Given text:
Segment Open
What King Solomon Could Teach British Courts about the Case of Alfie Evans https://mosaicmagazine.com/picks/religion-holidays/2018/05/what-king-solomon-could-teach-british-courts-about-the-case-of-alfie-evans/

May 8, 2018 | Devorah Goldman
About the author: Devorah Goldman is a contributing editor at Mosaic and other publications and a visiting fellow at the Ethics and Public Policy Center. She writes frequently on medicine.

Last month, the parents of Alfie Evans—a twenty-three-month-old British boy with a mysterious degenerative disease, whose doctors had decided against keeping him alive—lost a legal battle first to have the boy kept on a respirator and then to allow them to take him to Italy for treatment (being offered gratis), and finally to take Alfie home to care for him themselves in his final days. At each point—even when Alfie defied the doctors’ predictions and breathed on his own for several days—the court ruled that the hospital, not the parents, had the authority to determine the child’s best interests. To shed light on this case, Devorah Goldman suggests looking to the well-known passage in the book of Kings where Solomon decides between two women claiming to be the mother of the same baby:

The women [in 1Kings 3] had lived in the same house and had given birth within days of one another, yet one of their babies had tragically died. Each claimed that her healthy, living baby had been kidnapped by the other and replaced with the dead infant. To resolve the matter, Solomon ordered his servants to fetch a sword and to “divide the living child in two, and give half to one, and half to the other.” The true mother pleaded for her son to be given to her rival so long as he might be allowed to live, while the mother of the deceased child agreed with the verdict, stating, “Let it be neither mine nor yours, divide it.” Solomon immediately ordered that the child be given to the woman who had begged for his life. . . .
Segment Closed
Records:
Segment Open
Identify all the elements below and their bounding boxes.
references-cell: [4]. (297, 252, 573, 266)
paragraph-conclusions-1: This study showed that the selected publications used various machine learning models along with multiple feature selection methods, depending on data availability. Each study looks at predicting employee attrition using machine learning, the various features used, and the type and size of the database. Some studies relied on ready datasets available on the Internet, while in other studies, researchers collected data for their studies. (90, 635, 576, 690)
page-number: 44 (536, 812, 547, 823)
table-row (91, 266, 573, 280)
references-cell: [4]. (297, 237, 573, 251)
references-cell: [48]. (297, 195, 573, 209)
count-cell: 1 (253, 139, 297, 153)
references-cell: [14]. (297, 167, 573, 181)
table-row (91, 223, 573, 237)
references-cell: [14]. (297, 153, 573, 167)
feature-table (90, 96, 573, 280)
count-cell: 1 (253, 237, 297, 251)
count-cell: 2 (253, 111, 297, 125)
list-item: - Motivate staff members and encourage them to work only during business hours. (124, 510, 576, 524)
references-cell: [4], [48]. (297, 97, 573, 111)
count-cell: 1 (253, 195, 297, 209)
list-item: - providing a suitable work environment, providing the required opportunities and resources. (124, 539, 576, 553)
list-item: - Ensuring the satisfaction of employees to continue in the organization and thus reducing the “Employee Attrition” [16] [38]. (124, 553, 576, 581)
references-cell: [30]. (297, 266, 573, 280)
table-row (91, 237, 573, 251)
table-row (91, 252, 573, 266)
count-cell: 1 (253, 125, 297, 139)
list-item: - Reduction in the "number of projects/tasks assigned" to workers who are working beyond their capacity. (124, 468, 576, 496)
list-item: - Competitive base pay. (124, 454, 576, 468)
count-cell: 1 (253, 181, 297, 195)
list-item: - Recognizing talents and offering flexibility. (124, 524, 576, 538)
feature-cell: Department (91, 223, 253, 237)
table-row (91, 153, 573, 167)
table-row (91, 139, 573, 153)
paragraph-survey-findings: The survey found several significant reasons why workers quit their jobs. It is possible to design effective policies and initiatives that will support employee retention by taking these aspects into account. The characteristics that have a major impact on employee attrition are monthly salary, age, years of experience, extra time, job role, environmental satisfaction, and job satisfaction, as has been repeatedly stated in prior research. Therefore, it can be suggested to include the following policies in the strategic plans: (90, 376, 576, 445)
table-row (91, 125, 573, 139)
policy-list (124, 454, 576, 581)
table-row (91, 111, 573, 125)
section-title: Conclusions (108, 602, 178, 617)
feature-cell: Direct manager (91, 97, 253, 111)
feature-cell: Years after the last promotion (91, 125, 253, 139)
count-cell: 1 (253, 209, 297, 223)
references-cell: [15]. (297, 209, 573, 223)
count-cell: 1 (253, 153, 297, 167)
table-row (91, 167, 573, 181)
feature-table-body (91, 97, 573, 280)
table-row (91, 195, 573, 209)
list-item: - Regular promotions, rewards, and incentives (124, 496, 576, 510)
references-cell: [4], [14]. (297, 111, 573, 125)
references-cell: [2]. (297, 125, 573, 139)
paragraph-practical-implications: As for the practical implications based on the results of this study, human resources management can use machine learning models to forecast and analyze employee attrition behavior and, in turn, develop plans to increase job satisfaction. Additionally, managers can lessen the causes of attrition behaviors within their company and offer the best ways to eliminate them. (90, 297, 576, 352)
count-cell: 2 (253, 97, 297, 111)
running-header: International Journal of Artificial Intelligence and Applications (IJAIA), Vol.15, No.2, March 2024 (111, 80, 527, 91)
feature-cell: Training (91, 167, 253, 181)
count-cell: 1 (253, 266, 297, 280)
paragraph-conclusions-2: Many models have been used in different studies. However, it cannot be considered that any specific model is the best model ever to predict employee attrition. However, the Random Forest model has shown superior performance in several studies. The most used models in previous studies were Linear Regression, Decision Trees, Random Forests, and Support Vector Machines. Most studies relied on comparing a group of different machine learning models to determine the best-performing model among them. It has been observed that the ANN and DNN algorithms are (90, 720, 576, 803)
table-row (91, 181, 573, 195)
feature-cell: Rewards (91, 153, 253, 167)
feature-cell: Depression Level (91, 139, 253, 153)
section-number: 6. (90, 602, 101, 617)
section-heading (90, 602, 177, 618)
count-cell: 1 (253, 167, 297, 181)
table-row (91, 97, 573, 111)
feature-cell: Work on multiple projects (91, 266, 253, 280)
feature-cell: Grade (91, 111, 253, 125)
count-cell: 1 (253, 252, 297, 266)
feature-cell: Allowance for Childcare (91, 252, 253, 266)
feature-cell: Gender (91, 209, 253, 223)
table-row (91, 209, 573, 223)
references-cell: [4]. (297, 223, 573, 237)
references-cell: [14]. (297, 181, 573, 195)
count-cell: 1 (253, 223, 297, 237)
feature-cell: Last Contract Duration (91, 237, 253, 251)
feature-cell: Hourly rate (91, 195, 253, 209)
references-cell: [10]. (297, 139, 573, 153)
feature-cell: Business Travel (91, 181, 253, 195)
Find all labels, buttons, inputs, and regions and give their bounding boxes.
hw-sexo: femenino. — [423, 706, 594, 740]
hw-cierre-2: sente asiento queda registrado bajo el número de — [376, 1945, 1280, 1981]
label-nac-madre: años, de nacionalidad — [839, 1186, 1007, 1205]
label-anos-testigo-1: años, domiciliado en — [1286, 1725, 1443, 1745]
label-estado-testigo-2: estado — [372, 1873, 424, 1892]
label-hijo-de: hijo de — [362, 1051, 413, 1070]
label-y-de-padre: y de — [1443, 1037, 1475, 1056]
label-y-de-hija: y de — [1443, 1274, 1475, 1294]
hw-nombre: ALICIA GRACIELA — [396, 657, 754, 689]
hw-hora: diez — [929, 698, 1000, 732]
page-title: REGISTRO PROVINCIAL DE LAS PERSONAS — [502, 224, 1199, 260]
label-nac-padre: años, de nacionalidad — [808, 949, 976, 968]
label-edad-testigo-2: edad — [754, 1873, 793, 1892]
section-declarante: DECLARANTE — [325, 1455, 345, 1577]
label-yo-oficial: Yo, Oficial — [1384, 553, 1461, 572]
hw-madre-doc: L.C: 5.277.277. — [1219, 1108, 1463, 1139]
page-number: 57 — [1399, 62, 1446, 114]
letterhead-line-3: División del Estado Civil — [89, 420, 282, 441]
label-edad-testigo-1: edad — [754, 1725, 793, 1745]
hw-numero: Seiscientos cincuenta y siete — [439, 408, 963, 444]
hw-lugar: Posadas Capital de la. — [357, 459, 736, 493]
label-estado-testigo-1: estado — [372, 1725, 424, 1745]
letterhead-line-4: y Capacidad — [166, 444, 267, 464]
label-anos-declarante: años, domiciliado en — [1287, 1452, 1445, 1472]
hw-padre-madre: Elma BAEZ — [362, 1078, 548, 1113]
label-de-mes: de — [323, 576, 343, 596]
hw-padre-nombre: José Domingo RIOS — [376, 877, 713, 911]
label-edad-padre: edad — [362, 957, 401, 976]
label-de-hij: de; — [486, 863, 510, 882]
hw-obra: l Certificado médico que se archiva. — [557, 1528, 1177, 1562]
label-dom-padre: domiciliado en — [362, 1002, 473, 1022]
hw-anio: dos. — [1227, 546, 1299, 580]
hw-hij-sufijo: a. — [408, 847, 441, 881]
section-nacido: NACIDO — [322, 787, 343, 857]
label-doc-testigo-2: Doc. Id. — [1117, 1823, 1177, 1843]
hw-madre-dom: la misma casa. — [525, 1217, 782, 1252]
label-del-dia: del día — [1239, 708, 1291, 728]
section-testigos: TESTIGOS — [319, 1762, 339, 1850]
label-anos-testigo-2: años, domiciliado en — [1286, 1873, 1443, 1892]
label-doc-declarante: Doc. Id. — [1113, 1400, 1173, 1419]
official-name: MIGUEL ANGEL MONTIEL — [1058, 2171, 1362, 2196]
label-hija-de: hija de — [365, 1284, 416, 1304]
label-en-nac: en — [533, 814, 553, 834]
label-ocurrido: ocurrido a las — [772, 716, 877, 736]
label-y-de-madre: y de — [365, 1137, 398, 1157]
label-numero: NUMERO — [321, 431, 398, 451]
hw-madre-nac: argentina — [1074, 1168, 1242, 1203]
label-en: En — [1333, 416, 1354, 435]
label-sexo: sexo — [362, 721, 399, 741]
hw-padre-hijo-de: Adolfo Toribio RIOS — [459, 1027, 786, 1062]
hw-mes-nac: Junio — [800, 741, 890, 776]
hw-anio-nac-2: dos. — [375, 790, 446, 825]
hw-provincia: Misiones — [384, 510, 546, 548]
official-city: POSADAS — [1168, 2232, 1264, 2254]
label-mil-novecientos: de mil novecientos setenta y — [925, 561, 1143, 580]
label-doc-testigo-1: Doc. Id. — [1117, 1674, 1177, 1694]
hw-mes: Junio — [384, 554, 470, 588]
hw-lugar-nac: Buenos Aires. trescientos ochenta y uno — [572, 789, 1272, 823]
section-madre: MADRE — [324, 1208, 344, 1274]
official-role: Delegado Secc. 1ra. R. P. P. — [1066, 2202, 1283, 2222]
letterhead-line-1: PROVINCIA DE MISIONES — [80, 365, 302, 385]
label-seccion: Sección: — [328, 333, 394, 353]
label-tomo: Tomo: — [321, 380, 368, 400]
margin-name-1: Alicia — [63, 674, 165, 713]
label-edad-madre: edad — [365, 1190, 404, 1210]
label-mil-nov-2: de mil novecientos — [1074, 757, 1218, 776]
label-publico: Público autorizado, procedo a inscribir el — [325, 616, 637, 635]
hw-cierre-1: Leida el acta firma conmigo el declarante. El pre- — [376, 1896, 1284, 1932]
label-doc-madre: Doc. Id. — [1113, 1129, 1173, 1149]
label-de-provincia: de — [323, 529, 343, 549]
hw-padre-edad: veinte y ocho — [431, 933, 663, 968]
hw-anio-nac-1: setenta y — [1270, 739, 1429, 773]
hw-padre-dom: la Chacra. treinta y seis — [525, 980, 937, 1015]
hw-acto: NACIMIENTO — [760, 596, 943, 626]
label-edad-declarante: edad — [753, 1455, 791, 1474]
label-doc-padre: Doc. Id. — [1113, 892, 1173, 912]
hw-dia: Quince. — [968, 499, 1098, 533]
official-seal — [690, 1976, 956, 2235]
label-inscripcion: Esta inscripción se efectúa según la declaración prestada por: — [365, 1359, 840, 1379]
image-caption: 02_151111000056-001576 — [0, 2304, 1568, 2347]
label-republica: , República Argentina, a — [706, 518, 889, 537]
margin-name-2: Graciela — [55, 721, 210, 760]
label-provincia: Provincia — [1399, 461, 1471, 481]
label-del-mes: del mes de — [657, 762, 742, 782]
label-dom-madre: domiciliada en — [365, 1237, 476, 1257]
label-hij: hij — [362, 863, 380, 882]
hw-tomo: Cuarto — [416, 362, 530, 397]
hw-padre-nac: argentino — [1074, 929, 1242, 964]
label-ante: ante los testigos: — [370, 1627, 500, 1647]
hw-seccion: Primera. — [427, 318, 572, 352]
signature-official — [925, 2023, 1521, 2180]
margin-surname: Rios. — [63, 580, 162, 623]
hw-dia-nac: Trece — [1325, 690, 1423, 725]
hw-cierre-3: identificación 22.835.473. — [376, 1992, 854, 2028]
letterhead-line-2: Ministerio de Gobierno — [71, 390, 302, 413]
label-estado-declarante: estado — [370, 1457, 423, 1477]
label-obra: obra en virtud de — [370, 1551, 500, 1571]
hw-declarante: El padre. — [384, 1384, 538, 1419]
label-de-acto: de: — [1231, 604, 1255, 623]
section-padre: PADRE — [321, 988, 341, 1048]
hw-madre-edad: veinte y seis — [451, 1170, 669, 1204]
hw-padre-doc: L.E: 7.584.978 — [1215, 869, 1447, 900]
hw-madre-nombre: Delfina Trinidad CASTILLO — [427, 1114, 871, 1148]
Segment Closed
Your instructions: Continue the article on King Solomon and the Alfie Evans case, starting right after its last sentence.

Answer to this task:
The decision of the hospitals and courts to disregard not only the feelings of the parents in this case but also the efforts of foreign medical authorities to take responsibility for Alfie is confounding. . . . Particularly since [the hospital’s] medical staff admitted that they had not arrived at a diagnosis for Alfie, it is difficult to understand what lay at the heart of their decision to prevent his travel to Rome, and what they believed they stood to gain. . . .

In the story of Solomon, the woman who had kidnapped a child arguably had nothing left to lose by allowing another woman’s son to die. She had already lost a child. At least in this way, she would be able to maintain her pride and not be proved a liar. The case of Alfie Evans and Alder Hey [Hospital] may not be so different. The public challenge to their judgment, and Alfie’s subsequent independent breathing, might have embarrassed them. Their thinly veiled annoyance at the parents’ presumption suggests that this was a rare and bold move. By not allowing [Alfie] to leave, they might have believed they would be spared further humiliation and bureaucratic upheaval.

Like King Solomon, the courts in England were presented with a straightforward question: to whom does this child belong? To Solomon, the true parent was unquestionably the one willing to sacrifice for the child, to safeguard his life even at the expense of never seeing him again. This clarity may seem facile in a time of uncertain bioethics and questions regarding what it means to be alive. And yet, as Solomon also wrote, “What has been is what will be, and what has been done is what will be done, and there is nothing new under the sun.”